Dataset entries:

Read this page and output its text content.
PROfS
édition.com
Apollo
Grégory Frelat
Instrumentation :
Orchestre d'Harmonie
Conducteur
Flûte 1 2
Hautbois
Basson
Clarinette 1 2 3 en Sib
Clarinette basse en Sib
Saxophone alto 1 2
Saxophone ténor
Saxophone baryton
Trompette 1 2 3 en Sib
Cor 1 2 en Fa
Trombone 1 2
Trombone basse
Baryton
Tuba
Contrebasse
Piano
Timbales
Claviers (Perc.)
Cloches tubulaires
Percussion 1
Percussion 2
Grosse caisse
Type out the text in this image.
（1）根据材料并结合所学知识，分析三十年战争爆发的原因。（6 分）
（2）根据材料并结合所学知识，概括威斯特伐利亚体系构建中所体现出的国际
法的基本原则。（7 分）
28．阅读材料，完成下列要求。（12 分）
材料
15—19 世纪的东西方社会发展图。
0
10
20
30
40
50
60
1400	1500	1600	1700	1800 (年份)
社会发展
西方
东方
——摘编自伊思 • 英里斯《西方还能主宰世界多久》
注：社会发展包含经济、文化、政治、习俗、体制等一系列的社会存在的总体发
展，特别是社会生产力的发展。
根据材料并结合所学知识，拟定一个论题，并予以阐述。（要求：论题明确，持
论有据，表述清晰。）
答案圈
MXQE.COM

**PROBLEM**:
Make an exact copy of every line from the one with "Type out the text in this image." to the end of the data, with the first and last of those lines included.

**ANSWER FOR THE TASK**:
Type out the text in this image.
（1）根据材料并结合所学知识，分析三十年战争爆发的原因。（6 分）
（2）根据材料并结合所学知识，概括威斯特伐利亚体系构建中所体现出的国际
法的基本原则。（7 分）
28．阅读材料，完成下列要求。（12 分）
材料
15—19 世纪的东西方社会发展图。
0
10
20
30
40
50
60
1400	1500	1600	1700	1800 (年份)
社会发展
西方
东方
——摘编自伊思 • 英里斯《西方还能主宰世界多久》
注：社会发展包含经济、文化、政治、习俗、体制等一系列的社会存在的总体发
展，特别是社会生产力的发展。
根据材料并结合所学知识，拟定一个论题，并予以阐述。（要求：论题明确，持
论有据，表述清晰。）
答案圈
MXQE.COM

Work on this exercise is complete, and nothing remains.